# GIVEN PROBLEM
Count how many lines below include the string "ship", and give that number without anything else.

# DATA LINES
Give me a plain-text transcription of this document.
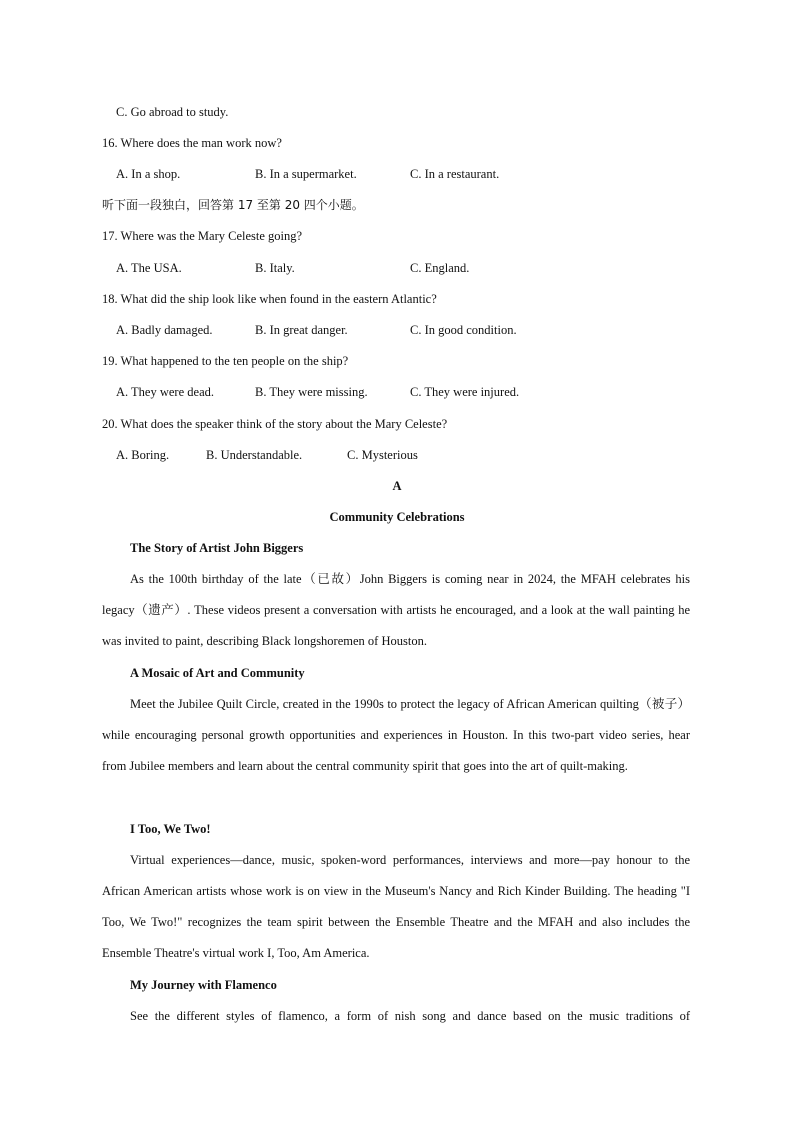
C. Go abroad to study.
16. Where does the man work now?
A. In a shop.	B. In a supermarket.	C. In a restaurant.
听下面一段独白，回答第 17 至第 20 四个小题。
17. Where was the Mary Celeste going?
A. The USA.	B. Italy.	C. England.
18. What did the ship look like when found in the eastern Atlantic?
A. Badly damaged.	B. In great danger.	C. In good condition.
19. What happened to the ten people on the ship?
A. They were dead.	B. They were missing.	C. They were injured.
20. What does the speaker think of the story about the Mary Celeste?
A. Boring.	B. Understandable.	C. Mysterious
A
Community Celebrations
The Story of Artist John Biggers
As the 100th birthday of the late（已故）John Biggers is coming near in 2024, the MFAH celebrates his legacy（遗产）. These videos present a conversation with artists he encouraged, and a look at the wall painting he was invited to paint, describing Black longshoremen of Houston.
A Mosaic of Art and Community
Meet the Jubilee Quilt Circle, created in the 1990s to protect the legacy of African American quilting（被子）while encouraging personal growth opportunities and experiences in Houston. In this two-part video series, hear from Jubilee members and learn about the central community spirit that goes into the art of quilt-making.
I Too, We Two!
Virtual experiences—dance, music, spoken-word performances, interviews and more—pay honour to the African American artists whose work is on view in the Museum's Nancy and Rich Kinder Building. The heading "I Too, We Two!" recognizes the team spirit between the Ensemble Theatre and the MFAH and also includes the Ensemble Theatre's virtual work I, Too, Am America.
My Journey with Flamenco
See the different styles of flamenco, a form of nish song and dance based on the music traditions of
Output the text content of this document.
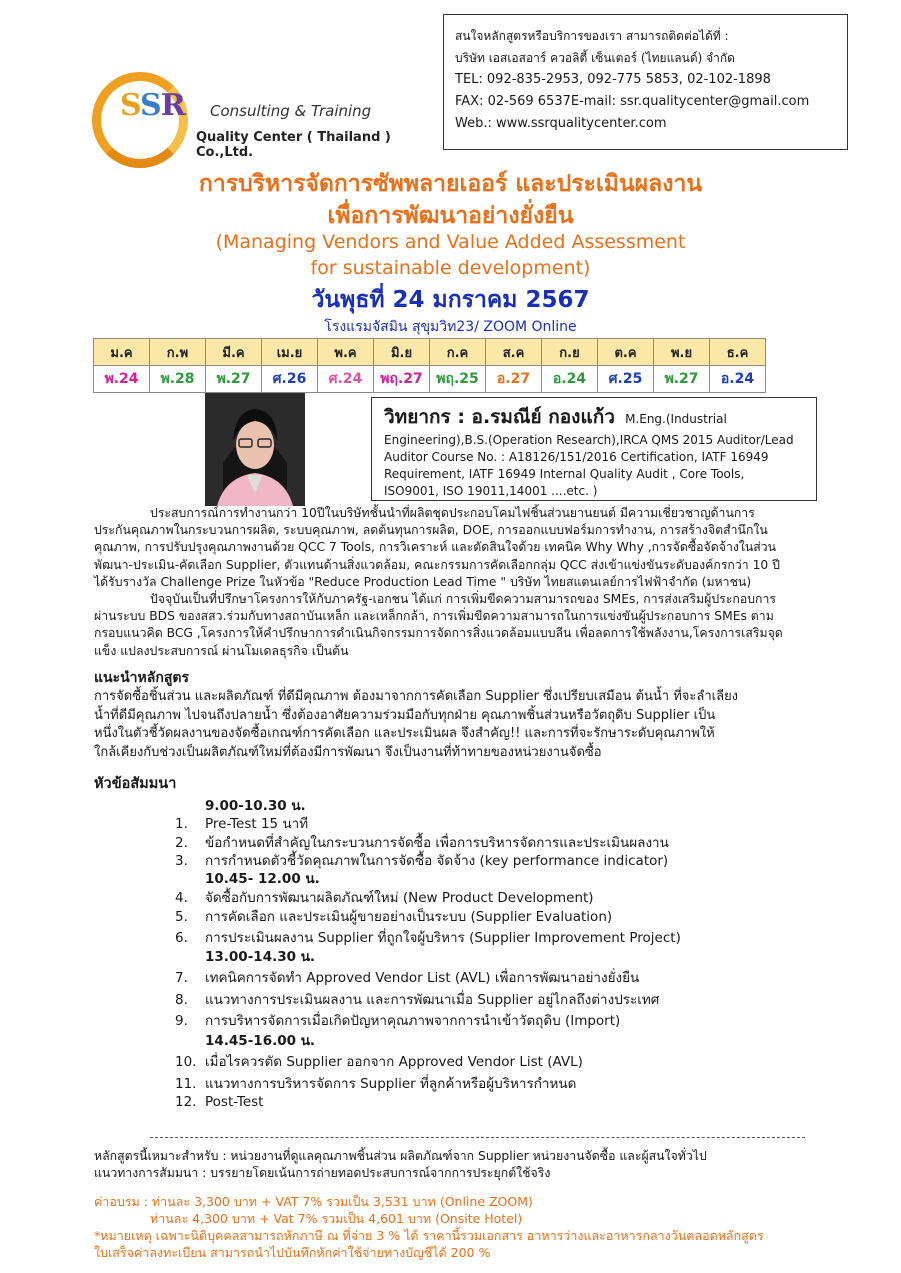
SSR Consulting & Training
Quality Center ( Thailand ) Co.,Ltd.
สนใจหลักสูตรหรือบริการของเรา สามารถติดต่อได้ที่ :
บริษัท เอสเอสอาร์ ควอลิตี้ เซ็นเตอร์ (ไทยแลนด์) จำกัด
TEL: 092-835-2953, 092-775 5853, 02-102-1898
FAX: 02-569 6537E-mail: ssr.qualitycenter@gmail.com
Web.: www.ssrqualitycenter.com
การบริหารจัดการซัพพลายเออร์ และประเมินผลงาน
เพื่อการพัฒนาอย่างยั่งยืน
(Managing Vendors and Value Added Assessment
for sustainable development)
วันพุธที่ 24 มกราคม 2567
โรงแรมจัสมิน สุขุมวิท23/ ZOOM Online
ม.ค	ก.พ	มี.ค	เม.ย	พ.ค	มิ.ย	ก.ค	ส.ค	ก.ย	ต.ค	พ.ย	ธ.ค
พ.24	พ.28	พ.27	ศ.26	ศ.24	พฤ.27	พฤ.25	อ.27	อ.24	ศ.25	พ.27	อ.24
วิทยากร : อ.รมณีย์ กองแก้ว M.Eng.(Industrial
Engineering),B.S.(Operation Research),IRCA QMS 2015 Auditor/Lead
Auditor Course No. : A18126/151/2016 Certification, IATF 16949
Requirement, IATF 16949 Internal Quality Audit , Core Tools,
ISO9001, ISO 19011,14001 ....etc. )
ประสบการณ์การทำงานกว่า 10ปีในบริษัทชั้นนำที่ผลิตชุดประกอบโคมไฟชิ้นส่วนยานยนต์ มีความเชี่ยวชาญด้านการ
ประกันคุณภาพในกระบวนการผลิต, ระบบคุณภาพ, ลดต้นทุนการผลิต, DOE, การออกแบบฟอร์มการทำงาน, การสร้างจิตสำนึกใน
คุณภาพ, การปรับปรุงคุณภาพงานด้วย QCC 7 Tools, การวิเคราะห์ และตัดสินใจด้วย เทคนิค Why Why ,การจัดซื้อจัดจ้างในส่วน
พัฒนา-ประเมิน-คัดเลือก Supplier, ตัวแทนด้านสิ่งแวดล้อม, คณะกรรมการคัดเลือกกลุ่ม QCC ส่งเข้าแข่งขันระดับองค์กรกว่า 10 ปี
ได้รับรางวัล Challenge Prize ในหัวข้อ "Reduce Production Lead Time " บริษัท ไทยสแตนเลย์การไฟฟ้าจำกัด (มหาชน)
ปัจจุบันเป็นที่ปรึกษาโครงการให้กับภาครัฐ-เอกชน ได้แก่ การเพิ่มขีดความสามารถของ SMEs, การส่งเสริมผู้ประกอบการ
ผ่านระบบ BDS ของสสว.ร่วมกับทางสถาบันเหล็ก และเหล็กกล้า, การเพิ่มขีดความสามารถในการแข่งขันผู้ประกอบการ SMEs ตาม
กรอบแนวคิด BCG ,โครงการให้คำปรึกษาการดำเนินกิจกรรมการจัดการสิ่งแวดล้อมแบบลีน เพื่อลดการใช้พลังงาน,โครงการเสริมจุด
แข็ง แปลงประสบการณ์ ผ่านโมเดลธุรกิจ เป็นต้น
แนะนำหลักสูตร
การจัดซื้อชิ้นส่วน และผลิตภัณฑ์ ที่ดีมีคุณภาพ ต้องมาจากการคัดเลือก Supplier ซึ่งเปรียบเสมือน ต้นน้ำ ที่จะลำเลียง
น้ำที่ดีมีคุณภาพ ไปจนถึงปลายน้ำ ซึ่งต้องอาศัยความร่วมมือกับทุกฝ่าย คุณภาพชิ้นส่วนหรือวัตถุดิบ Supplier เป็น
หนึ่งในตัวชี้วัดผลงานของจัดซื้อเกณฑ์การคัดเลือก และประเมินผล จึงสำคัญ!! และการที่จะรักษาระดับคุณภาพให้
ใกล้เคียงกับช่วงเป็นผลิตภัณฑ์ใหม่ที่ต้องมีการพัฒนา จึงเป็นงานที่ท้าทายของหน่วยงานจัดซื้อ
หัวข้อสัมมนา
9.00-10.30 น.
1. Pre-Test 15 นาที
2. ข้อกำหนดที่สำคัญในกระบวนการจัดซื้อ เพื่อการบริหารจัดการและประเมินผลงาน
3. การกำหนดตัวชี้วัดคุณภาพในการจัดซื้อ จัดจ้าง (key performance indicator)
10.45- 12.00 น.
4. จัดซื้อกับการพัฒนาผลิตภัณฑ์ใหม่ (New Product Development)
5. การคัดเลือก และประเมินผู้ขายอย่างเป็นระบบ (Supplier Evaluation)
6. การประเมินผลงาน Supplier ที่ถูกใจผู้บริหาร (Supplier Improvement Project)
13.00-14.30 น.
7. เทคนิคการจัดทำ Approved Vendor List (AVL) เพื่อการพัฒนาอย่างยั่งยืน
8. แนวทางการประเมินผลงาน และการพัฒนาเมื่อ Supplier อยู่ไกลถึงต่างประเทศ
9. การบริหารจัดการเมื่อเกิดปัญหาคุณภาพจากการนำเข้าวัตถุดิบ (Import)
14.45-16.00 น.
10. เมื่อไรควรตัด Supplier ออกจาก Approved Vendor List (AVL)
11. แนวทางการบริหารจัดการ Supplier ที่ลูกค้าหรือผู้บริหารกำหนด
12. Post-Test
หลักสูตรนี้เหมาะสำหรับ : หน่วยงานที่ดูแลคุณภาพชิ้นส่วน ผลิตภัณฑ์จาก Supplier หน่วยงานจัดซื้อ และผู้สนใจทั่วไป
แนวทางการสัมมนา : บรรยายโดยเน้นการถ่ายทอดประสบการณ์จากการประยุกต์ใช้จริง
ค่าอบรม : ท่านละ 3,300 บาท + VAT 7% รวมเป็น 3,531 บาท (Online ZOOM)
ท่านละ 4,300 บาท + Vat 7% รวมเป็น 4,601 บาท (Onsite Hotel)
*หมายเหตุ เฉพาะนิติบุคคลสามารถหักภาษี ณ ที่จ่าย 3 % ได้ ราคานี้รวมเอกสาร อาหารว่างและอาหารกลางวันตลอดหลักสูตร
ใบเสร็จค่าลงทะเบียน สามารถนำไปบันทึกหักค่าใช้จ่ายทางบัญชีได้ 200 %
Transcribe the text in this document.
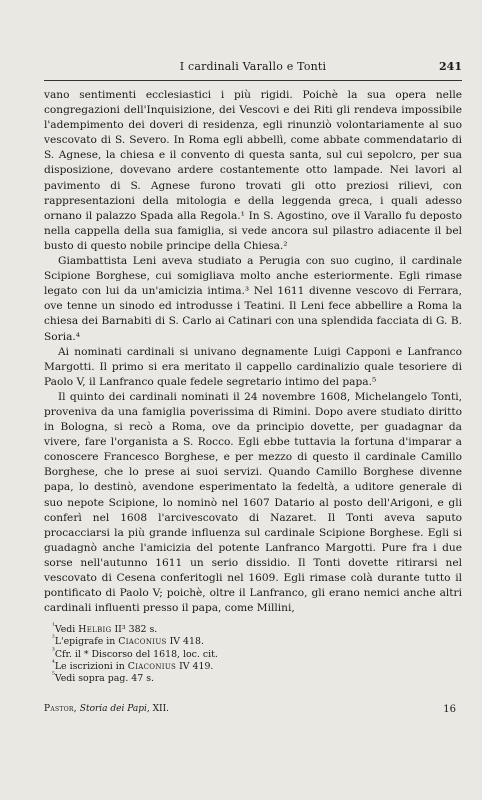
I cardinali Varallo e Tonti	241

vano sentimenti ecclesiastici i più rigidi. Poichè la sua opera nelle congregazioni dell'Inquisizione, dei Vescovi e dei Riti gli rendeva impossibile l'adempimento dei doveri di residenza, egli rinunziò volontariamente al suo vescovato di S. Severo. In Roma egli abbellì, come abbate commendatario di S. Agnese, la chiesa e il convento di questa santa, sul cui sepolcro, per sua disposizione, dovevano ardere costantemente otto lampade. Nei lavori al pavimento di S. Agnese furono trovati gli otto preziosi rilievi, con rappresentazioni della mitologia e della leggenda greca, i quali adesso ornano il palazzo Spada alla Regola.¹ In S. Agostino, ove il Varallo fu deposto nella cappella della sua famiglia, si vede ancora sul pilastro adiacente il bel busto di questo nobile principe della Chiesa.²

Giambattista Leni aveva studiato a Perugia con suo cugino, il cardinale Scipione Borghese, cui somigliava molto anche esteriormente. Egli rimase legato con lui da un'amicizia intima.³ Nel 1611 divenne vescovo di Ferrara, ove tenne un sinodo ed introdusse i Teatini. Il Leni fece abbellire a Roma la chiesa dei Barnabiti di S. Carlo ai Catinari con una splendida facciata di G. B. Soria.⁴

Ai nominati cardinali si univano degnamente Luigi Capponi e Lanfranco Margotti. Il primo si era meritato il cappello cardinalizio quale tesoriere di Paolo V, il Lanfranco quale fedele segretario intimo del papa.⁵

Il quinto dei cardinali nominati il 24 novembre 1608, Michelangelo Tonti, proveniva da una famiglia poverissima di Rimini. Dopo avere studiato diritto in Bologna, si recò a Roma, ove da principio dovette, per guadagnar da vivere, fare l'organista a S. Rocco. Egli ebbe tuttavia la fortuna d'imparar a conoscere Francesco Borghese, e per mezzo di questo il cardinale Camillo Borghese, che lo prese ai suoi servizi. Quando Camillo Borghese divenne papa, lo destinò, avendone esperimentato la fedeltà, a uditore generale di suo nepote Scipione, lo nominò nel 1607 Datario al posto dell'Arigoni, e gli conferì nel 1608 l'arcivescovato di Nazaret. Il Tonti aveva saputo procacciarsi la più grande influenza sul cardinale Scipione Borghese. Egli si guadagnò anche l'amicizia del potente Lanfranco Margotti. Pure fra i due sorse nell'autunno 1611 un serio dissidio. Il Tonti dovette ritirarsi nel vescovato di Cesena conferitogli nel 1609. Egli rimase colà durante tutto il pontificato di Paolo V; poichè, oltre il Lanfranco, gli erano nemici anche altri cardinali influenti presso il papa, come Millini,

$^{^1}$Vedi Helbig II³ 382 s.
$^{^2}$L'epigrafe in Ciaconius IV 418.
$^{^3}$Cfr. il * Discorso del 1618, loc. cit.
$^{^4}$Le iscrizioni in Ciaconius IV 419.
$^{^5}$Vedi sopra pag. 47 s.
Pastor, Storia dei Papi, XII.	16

# FINISHED EXERCISE
2